--- RECORD EXCERPTS ---
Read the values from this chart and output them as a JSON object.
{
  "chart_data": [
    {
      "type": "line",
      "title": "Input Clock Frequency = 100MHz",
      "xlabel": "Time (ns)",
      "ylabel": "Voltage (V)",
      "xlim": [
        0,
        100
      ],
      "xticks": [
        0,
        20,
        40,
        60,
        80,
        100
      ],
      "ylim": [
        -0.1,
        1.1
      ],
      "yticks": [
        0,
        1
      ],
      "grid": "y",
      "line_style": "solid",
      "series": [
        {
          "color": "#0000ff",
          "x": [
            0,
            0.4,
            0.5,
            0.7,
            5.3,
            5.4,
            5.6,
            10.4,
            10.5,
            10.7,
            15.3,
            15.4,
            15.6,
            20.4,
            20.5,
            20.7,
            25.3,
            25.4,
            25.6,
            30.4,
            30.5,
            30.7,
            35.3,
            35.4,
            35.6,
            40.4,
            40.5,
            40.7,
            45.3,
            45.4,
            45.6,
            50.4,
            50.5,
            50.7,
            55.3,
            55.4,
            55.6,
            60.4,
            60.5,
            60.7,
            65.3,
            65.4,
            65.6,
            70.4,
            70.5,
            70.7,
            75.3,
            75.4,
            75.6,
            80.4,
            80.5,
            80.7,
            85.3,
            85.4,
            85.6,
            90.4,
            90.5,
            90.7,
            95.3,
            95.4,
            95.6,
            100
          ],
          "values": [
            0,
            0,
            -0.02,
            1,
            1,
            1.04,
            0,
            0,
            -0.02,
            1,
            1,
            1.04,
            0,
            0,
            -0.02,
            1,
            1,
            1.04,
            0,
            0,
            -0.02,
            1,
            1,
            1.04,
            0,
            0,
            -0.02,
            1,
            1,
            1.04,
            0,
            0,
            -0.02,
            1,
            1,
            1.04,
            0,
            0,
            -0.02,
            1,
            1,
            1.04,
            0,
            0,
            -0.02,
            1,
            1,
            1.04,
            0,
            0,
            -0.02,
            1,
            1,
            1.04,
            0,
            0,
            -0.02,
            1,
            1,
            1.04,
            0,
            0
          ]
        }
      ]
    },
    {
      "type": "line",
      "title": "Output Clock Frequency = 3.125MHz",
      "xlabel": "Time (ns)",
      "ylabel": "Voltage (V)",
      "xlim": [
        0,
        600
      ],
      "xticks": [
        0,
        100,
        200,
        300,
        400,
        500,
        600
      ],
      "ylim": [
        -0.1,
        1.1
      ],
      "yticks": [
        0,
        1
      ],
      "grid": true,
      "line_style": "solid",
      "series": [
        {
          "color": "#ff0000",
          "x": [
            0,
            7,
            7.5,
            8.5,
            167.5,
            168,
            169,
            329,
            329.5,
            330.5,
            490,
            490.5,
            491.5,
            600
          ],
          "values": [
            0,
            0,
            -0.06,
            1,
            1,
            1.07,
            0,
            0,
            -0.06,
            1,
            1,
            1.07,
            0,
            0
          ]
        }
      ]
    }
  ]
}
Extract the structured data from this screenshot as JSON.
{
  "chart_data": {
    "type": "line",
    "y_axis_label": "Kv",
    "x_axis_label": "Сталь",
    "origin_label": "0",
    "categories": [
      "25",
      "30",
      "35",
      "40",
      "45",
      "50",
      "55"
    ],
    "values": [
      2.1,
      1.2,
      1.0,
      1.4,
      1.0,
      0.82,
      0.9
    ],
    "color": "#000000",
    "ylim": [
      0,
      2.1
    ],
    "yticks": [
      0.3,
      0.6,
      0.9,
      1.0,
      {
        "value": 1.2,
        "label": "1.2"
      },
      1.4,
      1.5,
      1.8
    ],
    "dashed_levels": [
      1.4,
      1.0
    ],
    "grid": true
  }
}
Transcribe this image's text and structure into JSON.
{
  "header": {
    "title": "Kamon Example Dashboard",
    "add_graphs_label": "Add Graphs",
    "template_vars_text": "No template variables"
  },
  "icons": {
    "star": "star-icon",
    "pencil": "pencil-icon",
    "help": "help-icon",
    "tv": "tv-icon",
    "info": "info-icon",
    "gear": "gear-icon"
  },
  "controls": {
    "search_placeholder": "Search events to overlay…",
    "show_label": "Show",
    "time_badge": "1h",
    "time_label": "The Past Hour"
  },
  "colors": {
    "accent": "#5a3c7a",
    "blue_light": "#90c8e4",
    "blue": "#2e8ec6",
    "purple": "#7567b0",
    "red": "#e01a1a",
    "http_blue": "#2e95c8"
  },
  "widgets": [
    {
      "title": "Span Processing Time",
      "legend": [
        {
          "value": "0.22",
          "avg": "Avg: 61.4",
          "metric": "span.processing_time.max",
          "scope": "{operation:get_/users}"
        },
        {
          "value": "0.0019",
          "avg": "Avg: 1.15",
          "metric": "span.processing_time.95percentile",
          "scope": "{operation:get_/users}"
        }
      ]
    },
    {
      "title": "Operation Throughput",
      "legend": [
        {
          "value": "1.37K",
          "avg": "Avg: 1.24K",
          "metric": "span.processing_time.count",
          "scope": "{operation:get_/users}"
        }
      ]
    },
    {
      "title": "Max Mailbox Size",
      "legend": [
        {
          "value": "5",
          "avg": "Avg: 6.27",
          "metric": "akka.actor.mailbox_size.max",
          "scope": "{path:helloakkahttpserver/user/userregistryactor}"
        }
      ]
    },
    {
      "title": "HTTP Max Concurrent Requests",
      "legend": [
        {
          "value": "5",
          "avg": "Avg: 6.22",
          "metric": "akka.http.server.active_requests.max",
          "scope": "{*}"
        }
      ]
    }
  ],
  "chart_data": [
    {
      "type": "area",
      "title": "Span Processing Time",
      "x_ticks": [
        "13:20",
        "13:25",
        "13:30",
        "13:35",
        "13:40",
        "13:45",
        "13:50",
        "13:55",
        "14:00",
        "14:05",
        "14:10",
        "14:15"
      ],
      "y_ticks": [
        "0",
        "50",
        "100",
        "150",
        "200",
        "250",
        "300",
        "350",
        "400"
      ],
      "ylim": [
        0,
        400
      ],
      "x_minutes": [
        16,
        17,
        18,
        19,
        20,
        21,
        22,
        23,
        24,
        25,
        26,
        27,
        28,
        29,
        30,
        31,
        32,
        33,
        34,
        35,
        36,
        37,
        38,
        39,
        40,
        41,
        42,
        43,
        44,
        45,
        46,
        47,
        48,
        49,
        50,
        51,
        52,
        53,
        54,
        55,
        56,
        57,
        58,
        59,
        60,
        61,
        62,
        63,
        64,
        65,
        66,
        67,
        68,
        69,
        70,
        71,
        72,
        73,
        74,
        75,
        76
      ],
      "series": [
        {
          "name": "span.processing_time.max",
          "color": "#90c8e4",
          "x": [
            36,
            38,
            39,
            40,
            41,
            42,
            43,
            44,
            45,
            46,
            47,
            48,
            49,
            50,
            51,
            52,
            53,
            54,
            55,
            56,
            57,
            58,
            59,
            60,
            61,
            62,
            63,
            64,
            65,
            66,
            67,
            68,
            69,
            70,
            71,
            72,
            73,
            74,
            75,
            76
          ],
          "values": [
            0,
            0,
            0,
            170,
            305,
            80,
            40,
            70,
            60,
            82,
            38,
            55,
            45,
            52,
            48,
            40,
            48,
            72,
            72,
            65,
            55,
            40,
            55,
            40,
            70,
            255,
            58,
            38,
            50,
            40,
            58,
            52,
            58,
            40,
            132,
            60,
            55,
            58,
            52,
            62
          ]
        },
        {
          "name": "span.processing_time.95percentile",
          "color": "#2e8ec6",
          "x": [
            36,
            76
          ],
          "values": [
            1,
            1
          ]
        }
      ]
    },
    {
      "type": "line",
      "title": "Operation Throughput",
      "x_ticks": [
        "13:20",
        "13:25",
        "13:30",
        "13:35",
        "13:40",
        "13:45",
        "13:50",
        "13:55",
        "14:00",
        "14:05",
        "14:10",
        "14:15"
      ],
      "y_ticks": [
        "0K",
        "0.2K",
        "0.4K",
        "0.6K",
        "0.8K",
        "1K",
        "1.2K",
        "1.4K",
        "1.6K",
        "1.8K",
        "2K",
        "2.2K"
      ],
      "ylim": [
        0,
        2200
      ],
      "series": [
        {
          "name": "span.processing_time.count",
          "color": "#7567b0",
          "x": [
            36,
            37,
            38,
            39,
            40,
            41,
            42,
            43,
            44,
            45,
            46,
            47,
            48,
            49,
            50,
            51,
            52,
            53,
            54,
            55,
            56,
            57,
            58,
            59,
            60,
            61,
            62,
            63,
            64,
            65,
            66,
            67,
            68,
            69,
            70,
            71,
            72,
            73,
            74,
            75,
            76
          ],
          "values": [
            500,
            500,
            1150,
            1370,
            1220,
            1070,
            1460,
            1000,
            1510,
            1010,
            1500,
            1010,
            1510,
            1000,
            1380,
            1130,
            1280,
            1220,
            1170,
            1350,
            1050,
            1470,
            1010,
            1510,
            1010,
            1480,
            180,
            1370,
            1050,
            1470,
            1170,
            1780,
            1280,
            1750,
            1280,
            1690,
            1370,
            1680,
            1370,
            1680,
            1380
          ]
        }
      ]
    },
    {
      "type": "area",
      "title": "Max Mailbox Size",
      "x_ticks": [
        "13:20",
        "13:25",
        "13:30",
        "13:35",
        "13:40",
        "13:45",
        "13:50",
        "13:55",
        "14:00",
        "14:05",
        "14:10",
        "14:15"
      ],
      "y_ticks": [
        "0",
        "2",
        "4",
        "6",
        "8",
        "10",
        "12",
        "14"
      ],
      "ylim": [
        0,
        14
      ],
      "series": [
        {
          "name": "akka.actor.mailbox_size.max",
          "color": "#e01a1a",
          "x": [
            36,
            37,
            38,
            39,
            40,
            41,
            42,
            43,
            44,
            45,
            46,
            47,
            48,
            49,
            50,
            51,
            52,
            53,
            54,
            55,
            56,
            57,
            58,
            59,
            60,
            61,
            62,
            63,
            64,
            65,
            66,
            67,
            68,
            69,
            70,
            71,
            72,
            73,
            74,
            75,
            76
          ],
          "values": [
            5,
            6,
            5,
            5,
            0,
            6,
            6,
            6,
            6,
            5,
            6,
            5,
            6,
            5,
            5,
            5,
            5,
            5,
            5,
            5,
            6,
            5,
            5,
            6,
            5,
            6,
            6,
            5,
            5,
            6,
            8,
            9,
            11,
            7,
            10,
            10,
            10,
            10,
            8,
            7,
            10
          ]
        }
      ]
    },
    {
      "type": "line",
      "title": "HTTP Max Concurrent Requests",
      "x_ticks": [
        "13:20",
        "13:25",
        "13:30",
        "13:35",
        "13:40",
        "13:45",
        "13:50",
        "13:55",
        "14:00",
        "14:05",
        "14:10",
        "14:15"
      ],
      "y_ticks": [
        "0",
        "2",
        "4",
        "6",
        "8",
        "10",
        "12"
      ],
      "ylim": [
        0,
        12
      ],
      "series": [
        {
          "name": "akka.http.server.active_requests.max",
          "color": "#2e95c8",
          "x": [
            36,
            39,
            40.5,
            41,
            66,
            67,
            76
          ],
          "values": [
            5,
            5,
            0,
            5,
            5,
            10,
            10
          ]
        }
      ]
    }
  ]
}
---
THE TASK: Using the records given above, list every line that includes the word "name".

RESPONSE TO THIS TASK:
          "name": "span.processing_time.max",
          "name": "span.processing_time.95percentile",
          "name": "span.processing_time.count",
          "name": "akka.actor.mailbox_size.max",
          "name": "akka.http.server.active_requests.max",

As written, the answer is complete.